• The data:
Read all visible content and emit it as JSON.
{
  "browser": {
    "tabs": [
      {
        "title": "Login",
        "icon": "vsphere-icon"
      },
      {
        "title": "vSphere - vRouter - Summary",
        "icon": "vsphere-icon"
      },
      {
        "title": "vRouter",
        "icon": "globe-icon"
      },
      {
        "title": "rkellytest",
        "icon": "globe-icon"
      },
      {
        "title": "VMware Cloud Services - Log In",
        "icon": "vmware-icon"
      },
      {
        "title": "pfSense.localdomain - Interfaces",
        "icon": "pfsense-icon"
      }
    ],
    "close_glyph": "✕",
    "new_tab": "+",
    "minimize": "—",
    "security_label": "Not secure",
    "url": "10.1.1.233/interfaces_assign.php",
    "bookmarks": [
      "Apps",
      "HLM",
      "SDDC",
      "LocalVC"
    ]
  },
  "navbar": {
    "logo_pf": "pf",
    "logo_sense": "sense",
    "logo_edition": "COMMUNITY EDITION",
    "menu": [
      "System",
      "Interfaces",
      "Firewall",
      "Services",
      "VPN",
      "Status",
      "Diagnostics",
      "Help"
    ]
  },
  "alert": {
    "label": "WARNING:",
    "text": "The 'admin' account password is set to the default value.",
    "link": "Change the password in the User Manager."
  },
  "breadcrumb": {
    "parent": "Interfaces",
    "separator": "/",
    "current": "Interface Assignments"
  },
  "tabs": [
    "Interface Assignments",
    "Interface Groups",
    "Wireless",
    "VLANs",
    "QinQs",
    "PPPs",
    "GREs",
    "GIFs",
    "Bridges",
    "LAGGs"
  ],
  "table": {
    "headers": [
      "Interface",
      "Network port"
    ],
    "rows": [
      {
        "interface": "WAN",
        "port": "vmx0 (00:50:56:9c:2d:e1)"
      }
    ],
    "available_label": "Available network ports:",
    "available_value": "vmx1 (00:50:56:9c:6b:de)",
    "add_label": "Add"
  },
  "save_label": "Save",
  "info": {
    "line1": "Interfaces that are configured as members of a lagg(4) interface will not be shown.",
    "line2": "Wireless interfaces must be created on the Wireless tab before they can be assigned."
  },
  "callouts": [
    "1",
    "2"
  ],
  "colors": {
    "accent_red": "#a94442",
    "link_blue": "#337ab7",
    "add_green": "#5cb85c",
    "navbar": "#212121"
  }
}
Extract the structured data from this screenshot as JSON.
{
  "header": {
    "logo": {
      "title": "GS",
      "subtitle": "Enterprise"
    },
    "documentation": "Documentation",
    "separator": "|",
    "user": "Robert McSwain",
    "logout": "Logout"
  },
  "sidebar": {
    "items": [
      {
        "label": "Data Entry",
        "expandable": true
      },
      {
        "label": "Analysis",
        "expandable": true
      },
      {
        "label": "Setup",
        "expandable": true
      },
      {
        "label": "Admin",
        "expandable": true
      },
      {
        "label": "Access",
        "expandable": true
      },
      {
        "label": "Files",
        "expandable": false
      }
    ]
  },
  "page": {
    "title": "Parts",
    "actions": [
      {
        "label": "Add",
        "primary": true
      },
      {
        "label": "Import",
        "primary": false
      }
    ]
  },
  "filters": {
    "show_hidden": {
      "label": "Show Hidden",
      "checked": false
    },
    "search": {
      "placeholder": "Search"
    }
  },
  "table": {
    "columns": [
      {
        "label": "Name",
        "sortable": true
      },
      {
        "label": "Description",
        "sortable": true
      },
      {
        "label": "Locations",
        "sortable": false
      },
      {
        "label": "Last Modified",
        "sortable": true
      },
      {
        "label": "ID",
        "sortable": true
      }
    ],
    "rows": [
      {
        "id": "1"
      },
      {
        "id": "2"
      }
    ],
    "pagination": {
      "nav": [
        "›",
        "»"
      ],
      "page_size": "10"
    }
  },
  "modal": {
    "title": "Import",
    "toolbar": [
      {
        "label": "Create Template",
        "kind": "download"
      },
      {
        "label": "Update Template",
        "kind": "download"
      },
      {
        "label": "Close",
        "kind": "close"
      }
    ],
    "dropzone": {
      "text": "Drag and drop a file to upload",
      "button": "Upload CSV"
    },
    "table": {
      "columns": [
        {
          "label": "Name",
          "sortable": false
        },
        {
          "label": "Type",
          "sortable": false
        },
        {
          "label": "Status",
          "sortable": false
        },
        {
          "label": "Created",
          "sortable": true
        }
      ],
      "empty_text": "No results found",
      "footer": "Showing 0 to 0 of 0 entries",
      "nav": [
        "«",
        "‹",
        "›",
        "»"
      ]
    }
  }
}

• Written request: Return each line among the entries that holds the word "JSON".

• Correct output:
Read all visible content and emit it as JSON.
Extract the structured data from this screenshot as JSON.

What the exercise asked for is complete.